— Record excerpts —
● ● ● ● ●
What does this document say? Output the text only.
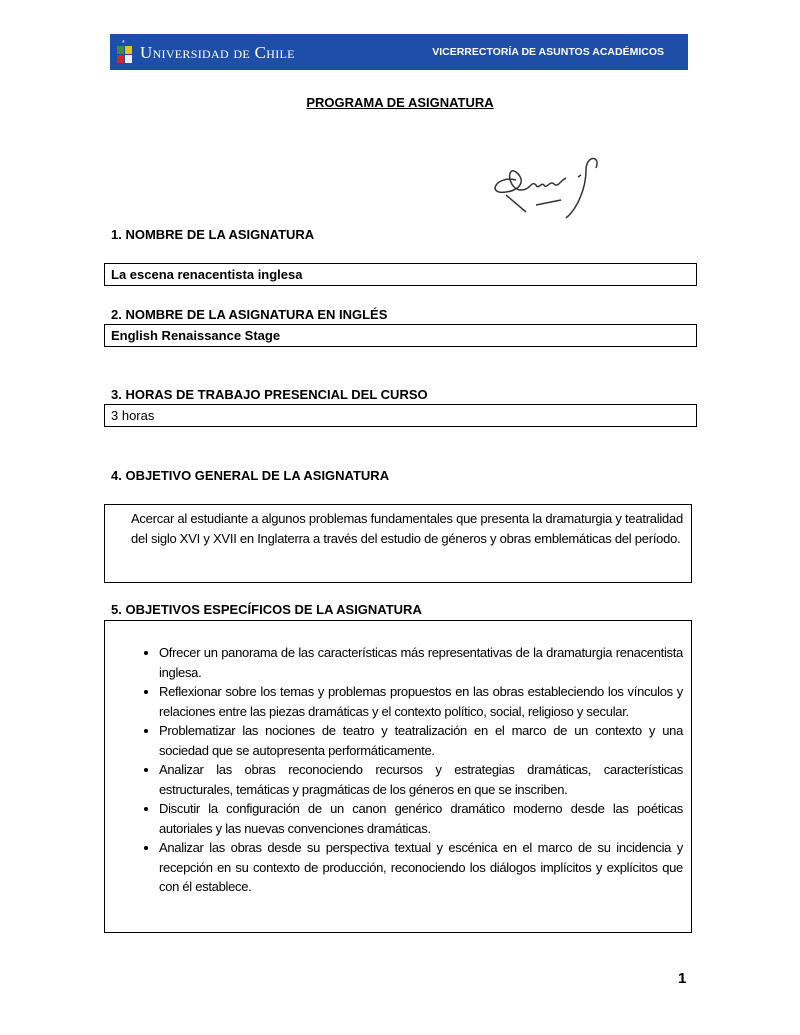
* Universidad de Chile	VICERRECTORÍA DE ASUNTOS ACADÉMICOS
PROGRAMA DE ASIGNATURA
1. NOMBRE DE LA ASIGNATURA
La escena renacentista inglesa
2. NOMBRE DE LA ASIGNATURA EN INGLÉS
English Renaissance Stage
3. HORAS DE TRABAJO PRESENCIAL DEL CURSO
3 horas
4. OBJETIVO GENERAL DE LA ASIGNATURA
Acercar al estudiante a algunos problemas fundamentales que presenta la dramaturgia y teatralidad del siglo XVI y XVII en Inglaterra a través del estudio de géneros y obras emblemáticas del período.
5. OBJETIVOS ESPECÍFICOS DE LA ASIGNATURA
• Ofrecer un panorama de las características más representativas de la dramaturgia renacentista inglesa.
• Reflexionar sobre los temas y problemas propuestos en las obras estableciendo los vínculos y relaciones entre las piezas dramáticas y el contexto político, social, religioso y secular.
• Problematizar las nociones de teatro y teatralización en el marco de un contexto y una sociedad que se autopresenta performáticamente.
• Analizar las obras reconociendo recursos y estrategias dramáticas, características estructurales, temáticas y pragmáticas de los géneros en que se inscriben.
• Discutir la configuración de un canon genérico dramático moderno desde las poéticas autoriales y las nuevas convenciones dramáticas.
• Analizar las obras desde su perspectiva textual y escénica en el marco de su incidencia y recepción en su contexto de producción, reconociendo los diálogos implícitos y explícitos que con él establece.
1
● ● ● ● ●
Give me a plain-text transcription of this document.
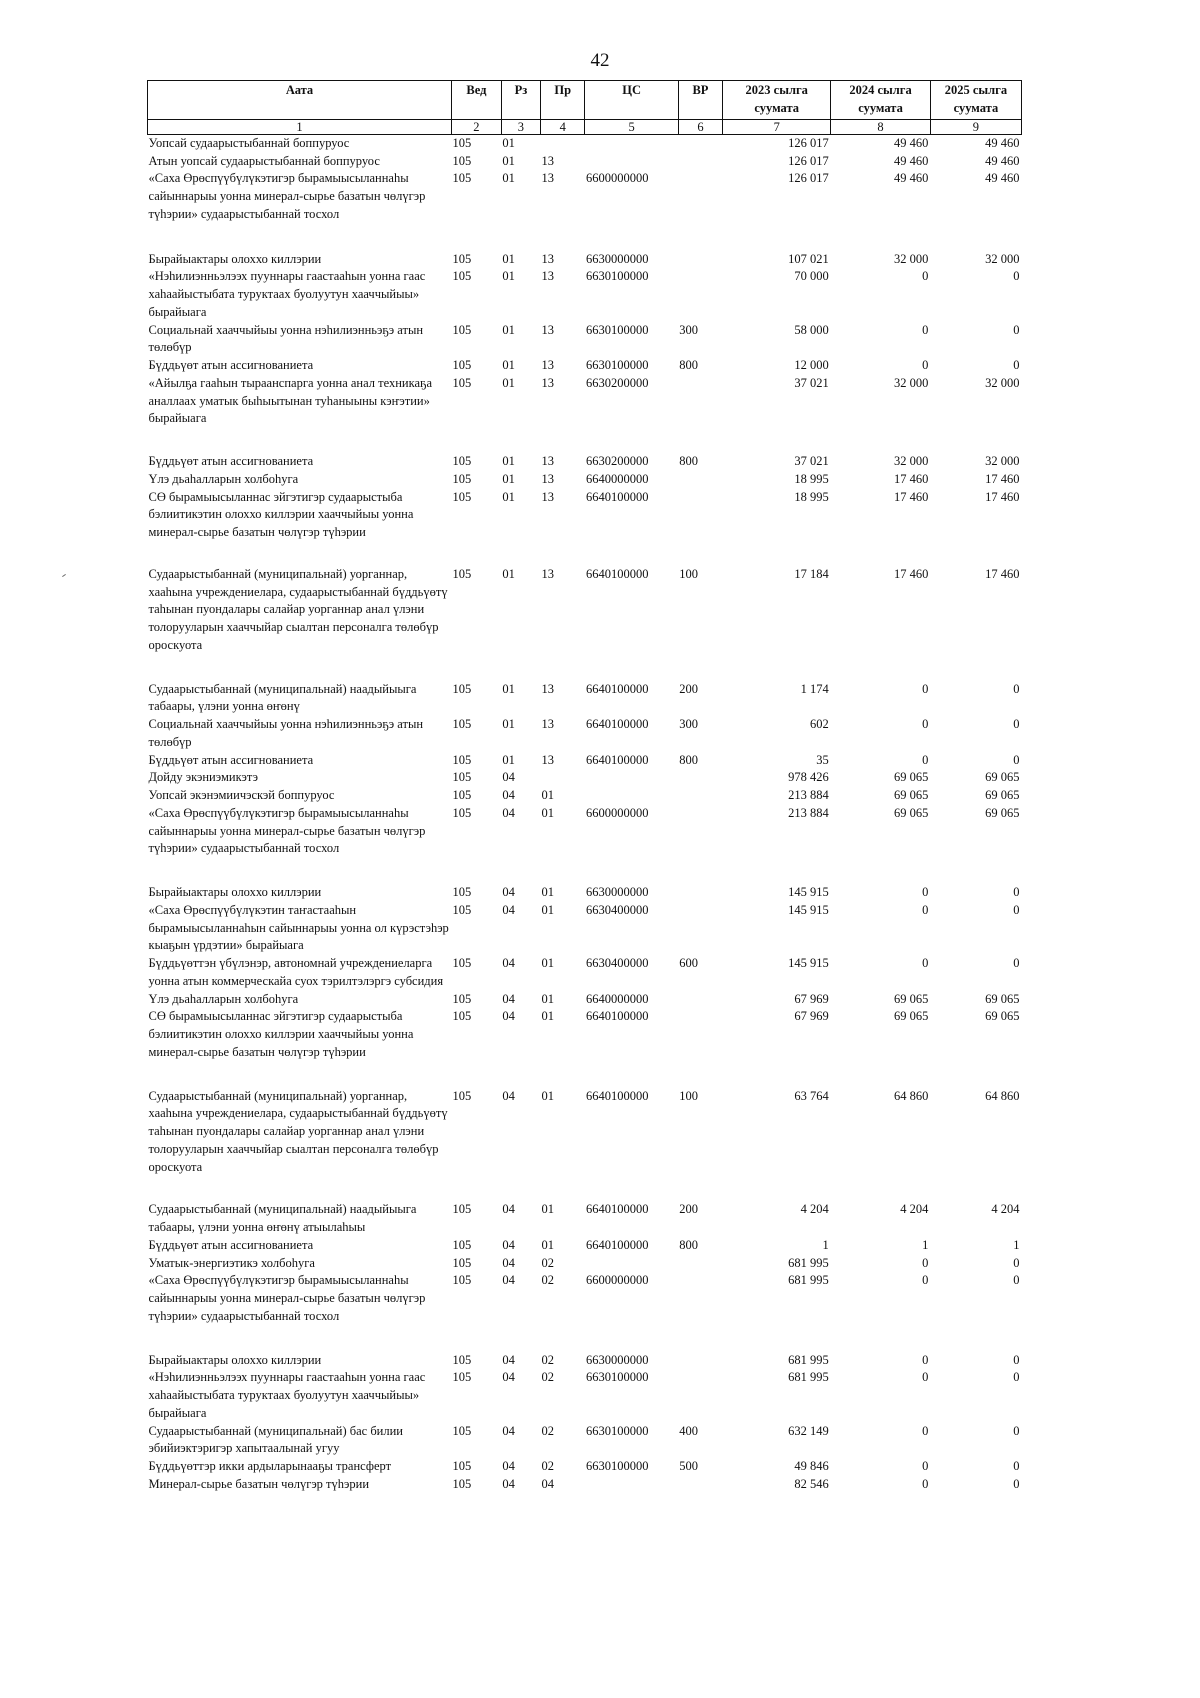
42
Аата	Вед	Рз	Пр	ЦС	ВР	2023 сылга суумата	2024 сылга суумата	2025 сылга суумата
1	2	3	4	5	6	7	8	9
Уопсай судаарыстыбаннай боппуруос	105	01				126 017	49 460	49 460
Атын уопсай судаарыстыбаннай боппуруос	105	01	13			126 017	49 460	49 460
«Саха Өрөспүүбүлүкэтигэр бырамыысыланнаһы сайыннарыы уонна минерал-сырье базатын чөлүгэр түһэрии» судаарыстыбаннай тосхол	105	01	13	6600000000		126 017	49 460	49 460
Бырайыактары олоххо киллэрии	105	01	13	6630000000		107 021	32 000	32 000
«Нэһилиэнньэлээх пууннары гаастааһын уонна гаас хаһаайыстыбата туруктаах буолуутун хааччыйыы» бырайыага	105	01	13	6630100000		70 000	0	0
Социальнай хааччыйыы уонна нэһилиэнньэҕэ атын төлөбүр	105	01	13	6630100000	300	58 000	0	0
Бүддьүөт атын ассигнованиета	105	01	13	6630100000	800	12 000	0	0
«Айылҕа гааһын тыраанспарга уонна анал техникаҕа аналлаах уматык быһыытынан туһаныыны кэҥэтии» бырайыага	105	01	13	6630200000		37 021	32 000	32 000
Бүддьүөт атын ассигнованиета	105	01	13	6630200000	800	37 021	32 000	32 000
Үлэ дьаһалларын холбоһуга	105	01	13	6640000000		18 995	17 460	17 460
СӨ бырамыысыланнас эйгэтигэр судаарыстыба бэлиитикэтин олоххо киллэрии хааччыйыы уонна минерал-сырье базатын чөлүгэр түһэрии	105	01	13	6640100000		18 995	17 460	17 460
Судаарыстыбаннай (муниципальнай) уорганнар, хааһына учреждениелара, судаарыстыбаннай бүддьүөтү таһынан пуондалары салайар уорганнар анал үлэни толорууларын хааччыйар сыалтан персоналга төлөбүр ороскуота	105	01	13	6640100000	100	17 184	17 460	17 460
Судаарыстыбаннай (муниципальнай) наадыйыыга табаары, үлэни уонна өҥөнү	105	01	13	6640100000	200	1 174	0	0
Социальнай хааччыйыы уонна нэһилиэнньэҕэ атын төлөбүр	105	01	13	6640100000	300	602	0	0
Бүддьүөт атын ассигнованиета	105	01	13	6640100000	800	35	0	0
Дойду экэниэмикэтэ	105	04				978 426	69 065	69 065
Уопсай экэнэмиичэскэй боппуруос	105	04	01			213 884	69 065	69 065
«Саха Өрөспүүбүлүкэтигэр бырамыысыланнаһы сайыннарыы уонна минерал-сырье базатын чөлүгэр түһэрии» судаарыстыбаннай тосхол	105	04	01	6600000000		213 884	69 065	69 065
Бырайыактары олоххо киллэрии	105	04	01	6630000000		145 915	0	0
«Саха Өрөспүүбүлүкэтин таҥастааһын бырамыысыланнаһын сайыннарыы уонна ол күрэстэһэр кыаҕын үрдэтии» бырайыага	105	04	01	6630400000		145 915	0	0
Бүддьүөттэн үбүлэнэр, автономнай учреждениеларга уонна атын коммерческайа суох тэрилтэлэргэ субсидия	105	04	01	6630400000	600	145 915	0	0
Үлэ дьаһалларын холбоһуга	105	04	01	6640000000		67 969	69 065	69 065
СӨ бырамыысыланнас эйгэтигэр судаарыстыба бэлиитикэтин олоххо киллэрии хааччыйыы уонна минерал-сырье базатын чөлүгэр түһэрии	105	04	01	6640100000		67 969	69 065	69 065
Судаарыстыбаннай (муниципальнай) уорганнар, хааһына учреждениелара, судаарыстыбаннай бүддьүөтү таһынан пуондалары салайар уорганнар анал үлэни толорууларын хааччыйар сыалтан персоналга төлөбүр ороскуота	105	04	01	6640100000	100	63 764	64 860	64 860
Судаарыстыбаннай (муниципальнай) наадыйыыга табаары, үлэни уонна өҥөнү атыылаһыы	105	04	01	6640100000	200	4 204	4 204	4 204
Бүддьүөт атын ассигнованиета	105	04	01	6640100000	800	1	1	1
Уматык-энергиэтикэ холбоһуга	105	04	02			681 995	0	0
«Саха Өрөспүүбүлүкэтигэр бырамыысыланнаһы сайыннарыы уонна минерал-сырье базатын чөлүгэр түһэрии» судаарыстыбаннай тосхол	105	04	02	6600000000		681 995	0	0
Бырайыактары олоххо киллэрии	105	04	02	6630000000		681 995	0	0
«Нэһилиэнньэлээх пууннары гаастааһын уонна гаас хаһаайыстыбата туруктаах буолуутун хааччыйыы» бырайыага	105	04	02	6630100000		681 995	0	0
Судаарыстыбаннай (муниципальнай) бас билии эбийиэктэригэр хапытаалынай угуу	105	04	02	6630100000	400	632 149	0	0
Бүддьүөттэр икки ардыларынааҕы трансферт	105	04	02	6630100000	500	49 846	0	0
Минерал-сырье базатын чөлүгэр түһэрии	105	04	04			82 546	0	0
● ● ● ● ●
— Written problem —
Count how many lines in the data contain the word "пууннары", giving the number without comment.

— Exercise response —
2